◆ **INPUT RECORDS**
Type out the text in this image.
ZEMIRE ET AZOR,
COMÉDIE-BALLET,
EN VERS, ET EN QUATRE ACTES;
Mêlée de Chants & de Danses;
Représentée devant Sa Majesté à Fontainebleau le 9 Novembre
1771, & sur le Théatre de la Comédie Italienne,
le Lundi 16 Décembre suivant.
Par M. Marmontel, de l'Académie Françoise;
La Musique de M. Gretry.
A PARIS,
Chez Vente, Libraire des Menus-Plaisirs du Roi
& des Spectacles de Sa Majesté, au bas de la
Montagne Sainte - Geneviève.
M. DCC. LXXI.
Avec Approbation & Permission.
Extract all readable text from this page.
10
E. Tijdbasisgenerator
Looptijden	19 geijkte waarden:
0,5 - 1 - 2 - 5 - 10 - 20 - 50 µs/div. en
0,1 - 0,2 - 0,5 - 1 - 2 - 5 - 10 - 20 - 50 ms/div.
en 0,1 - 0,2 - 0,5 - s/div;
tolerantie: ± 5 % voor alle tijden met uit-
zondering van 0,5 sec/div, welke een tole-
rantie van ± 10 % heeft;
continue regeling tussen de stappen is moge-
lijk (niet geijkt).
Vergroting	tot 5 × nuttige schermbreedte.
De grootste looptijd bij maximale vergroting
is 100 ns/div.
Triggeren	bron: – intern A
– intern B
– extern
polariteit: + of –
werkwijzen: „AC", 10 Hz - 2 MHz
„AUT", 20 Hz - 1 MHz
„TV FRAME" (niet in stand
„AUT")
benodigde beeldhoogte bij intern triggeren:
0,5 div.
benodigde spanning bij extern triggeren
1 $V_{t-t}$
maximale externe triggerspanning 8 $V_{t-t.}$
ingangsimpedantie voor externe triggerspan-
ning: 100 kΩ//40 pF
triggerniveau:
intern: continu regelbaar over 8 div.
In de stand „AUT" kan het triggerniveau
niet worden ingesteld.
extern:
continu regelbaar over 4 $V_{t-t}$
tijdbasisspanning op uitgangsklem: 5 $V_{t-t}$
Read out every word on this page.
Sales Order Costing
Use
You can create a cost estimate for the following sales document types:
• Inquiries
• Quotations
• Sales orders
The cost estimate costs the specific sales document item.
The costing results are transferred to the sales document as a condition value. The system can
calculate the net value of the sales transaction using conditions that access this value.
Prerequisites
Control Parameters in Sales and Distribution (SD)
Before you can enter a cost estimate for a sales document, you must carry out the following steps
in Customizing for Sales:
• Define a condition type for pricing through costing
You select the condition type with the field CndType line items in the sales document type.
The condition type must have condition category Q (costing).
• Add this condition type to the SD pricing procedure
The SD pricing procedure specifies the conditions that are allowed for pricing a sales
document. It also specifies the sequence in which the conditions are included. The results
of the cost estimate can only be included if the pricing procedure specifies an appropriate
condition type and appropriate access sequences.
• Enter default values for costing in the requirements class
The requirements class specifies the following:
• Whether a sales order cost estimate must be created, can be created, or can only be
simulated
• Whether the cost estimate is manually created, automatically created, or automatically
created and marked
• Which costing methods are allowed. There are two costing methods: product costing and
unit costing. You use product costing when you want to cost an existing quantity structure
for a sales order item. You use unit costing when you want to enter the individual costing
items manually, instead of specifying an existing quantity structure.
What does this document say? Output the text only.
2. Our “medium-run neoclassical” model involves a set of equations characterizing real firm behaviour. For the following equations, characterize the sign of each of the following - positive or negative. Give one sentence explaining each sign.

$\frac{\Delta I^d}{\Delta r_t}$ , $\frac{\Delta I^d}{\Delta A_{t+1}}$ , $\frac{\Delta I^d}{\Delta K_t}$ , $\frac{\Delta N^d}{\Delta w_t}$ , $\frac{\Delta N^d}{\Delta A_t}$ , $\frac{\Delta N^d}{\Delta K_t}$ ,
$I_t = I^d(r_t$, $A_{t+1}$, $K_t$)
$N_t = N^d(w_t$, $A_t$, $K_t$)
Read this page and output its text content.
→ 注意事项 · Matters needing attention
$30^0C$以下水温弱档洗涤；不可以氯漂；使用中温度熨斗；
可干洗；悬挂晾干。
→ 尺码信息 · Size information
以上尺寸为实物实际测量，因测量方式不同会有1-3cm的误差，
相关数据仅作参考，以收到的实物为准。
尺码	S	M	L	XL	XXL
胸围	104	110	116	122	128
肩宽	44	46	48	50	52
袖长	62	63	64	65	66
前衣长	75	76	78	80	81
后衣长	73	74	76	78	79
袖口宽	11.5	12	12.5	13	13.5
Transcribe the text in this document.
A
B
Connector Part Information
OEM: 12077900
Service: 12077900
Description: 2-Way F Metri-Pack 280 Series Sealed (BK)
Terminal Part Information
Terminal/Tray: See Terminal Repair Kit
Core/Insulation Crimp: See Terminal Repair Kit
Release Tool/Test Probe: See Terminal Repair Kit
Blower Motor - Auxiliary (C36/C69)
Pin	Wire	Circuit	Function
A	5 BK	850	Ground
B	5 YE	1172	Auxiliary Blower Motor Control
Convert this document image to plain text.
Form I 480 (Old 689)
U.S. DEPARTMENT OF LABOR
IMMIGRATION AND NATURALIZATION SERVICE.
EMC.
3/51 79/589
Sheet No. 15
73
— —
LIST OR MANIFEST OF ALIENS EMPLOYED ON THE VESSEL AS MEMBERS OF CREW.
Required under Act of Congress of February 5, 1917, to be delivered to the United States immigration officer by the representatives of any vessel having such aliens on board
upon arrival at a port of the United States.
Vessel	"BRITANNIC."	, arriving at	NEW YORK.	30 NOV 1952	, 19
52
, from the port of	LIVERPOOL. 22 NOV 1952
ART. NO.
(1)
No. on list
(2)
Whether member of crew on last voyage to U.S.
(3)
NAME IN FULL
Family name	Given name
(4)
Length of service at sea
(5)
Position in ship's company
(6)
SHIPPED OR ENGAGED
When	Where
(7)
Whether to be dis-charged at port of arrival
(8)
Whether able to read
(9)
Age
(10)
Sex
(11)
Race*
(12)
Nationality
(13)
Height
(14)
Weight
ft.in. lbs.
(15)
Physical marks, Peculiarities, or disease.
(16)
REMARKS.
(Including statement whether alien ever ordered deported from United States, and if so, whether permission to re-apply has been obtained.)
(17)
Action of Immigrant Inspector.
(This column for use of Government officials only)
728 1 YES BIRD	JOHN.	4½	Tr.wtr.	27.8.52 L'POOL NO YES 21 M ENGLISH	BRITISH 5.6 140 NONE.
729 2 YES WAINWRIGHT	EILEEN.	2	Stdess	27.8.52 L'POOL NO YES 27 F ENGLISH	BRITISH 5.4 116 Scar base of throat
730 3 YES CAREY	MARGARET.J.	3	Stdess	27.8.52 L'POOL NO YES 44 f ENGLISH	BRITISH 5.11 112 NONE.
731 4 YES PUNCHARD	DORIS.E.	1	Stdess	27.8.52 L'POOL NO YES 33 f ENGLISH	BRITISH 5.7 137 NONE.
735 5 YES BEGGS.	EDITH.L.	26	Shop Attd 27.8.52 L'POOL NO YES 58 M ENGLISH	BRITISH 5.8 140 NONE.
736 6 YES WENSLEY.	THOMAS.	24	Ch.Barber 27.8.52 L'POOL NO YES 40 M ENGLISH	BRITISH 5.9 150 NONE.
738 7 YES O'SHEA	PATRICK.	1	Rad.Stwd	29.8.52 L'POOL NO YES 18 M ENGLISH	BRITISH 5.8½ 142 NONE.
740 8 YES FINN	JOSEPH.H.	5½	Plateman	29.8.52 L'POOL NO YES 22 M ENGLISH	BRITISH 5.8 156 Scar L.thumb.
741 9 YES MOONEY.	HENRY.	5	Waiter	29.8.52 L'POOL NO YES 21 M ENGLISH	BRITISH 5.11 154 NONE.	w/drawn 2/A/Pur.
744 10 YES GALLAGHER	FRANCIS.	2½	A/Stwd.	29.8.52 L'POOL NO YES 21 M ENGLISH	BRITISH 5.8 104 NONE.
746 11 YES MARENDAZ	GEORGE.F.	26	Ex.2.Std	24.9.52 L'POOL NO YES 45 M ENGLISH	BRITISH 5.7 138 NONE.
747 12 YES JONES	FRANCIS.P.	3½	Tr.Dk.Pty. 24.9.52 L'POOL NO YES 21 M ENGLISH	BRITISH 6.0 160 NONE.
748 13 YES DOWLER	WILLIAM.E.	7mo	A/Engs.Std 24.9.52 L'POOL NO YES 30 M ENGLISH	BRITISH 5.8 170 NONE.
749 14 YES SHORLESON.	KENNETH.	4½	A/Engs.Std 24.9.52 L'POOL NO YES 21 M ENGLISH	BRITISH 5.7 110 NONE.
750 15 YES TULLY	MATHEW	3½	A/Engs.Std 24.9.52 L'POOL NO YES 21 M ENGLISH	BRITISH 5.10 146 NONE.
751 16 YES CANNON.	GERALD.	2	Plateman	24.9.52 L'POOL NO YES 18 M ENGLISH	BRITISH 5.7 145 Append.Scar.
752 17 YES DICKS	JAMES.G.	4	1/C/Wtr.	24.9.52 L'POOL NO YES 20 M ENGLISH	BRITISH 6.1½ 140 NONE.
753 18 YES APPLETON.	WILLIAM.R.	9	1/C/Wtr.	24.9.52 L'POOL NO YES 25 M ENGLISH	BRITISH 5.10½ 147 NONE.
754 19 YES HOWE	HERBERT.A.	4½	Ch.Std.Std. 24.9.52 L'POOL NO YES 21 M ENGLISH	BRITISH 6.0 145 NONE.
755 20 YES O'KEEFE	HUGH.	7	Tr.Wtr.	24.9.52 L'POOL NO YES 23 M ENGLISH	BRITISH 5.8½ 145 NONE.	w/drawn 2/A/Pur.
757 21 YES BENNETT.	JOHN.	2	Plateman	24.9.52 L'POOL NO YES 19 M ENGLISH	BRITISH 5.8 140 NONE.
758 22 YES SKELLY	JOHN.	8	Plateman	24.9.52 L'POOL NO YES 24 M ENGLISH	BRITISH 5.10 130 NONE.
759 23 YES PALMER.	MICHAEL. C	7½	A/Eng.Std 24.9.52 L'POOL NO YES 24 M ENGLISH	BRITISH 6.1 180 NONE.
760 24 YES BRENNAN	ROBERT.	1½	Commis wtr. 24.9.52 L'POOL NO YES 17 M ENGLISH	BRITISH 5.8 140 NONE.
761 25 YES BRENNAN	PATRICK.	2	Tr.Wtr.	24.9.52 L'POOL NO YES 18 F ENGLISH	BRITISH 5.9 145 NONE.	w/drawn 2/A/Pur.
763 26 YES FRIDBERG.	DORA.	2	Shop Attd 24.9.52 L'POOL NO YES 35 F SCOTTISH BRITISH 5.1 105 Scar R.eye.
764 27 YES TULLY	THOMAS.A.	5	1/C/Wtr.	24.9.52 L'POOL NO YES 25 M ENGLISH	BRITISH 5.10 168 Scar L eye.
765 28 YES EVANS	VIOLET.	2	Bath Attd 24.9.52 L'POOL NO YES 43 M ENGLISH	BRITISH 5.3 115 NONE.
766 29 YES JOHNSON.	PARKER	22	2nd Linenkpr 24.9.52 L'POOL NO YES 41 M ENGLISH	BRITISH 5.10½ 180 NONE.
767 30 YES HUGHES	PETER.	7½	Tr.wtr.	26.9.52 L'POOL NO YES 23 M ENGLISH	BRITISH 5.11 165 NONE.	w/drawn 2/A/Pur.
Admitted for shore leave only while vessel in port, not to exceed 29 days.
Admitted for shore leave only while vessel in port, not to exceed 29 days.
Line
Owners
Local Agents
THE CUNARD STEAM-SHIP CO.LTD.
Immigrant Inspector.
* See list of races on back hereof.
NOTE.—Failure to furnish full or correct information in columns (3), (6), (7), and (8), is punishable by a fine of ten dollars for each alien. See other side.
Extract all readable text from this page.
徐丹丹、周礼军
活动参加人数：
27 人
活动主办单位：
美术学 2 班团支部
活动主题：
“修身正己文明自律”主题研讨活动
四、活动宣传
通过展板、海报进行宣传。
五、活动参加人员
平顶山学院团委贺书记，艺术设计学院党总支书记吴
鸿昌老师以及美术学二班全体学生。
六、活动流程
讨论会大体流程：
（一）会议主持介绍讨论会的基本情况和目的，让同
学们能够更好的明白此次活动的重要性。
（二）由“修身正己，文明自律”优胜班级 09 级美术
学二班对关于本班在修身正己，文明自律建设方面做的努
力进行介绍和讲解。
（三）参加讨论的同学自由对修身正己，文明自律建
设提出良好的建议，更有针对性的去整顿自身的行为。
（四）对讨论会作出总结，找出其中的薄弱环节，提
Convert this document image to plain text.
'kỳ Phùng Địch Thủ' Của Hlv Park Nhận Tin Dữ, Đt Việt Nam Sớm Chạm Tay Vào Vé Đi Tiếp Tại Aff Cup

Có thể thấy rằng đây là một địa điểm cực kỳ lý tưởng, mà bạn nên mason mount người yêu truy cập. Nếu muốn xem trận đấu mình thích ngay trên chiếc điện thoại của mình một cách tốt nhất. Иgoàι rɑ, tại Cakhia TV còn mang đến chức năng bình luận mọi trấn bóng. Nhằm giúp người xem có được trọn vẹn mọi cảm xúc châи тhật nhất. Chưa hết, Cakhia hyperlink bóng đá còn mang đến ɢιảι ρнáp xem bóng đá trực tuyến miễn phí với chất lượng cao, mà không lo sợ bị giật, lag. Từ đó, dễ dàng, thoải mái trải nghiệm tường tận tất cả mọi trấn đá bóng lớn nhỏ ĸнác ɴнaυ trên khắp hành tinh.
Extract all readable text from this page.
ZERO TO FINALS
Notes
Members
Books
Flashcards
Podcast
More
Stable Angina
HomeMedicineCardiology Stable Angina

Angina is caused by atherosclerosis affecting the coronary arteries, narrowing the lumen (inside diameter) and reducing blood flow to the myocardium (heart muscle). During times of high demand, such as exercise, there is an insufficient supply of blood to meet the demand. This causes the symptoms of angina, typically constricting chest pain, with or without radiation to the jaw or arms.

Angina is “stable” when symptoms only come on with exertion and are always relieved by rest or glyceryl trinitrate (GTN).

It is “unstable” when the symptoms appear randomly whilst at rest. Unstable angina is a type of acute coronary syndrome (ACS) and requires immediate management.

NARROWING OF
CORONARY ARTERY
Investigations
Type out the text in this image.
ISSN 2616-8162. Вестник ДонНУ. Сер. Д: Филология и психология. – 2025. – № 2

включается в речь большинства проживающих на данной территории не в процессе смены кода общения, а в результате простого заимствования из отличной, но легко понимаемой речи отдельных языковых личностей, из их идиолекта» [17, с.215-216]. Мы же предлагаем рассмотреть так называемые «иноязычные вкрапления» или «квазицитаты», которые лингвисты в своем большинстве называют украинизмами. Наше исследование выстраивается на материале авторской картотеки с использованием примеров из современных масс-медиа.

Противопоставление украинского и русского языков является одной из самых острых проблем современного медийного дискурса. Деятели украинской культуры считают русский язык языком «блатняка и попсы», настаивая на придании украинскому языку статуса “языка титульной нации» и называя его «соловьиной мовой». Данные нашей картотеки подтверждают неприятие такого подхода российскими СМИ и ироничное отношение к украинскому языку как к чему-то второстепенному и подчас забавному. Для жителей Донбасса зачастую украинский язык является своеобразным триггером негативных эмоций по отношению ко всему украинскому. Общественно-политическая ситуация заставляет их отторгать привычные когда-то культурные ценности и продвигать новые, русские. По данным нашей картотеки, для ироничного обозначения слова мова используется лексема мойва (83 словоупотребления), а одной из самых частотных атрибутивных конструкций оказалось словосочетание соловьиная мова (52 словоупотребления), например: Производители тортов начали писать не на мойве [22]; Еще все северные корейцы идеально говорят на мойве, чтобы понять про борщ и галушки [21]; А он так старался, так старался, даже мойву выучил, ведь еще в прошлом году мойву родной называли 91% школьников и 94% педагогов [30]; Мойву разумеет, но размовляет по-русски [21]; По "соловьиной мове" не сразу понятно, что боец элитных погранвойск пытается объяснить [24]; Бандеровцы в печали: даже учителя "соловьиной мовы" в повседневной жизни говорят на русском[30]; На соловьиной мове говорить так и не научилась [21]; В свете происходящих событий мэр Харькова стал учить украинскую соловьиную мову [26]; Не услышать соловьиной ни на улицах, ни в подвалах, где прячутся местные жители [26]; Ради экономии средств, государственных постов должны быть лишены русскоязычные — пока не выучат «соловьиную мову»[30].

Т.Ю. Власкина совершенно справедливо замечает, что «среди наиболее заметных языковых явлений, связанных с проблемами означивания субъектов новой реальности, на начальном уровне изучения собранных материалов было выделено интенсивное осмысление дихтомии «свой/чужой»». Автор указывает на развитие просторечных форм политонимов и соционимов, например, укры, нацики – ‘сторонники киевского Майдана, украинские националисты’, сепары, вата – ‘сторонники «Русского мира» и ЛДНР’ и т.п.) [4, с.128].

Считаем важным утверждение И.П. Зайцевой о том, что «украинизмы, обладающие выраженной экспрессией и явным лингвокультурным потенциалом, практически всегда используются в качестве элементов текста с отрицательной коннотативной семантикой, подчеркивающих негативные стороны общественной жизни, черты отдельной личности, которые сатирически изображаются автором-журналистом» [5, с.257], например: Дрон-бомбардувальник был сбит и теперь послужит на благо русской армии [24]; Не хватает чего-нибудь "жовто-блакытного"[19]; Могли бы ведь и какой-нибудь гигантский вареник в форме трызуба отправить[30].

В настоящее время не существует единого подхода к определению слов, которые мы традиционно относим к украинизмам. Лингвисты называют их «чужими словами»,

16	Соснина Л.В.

◆ **THE REQUEST**
Copy all lines from the entries that contain the word "THOMAS".

◆ **FINISHED ANSWER**
736 6 YES WENSLEY.	THOMAS.	24	Ch.Barber 27.8.52 L'POOL NO YES 40 M ENGLISH	BRITISH 5.9 150 NONE.
764 27 YES TULLY	THOMAS.A.	5	1/C/Wtr.	24.9.52 L'POOL NO YES 25 M ENGLISH	BRITISH 5.10 168 Scar L eye.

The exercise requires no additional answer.